What the exercise asks: Gather from the listing below each line that includes the word "degan", and copy it.

Stored rows:
---
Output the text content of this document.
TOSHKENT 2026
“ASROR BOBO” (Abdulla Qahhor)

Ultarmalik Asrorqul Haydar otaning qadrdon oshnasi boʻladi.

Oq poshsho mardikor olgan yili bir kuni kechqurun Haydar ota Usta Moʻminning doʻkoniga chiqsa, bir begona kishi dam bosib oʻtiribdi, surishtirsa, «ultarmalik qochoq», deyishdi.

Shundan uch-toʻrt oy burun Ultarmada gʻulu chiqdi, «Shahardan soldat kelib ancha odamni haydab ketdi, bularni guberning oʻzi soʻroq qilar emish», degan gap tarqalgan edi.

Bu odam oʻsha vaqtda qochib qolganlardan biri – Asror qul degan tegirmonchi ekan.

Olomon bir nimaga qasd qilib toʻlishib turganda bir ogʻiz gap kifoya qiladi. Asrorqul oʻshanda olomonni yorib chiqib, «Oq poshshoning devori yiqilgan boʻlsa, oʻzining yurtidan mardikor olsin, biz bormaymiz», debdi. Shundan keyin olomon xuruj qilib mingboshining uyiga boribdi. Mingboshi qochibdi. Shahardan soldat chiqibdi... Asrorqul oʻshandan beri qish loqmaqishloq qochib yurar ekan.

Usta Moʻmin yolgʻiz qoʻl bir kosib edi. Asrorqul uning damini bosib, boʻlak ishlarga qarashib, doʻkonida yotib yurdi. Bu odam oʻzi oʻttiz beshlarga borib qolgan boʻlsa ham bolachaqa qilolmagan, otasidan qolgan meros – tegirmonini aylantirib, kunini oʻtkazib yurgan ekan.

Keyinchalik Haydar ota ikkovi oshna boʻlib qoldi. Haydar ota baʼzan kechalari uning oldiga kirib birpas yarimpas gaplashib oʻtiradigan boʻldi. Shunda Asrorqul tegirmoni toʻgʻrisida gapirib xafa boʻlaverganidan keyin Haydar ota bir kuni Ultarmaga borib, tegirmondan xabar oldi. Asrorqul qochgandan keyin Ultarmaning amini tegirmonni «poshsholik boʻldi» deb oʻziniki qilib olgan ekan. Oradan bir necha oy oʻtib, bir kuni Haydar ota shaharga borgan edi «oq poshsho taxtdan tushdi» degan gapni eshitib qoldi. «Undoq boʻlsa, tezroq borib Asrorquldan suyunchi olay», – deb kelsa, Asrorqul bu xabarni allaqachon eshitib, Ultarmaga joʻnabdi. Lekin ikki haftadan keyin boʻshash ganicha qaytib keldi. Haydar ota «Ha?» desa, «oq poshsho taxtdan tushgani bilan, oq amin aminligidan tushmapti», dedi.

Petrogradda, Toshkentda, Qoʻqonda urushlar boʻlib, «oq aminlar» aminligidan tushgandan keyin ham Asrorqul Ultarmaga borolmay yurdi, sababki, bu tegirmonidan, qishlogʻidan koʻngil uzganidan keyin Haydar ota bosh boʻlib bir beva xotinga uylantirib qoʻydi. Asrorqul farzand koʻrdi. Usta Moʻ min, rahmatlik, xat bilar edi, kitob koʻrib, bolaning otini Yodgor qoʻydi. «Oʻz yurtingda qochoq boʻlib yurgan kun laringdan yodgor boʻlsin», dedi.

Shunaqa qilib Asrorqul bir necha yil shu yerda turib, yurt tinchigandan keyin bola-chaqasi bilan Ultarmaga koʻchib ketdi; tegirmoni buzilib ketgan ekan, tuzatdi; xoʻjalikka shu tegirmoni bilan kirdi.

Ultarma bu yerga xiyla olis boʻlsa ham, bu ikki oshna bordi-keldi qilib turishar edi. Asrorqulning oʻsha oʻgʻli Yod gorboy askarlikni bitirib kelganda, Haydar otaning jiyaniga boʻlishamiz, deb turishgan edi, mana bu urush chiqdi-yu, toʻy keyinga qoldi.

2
---
Exercise response:
Shundan uch-toʻrt oy burun Ultarmada gʻulu chiqdi, «Shahardan soldat kelib ancha odamni haydab ketdi, bularni guberning oʻzi soʻroq qilar emish», degan gap tarqalgan edi.
Bu odam oʻsha vaqtda qochib qolganlardan biri – Asror qul degan tegirmonchi ekan.
Keyinchalik Haydar ota ikkovi oshna boʻlib qoldi. Haydar ota baʼzan kechalari uning oldiga kirib birpas yarimpas gaplashib oʻtiradigan boʻldi. Shunda Asrorqul tegirmoni toʻgʻrisida gapirib xafa boʻlaverganidan keyin Haydar ota bir kuni Ultarmaga borib, tegirmondan xabar oldi. Asrorqul qochgandan keyin Ultarmaning amini tegirmonni «poshsholik boʻldi» deb oʻziniki qilib olgan ekan. Oradan bir necha oy oʻtib, bir kuni Haydar ota shaharga borgan edi «oq poshsho taxtdan tushdi» degan gapni eshitib qoldi. «Undoq boʻlsa, tezroq borib Asrorquldan suyunchi olay», – deb kelsa, Asrorqul bu xabarni allaqachon eshitib, Ultarmaga joʻnabdi. Lekin ikki haftadan keyin boʻshash ganicha qaytib keldi. Haydar ota «Ha?» desa, «oq poshsho taxtdan tushgani bilan, oq amin aminligidan tushmapti», dedi.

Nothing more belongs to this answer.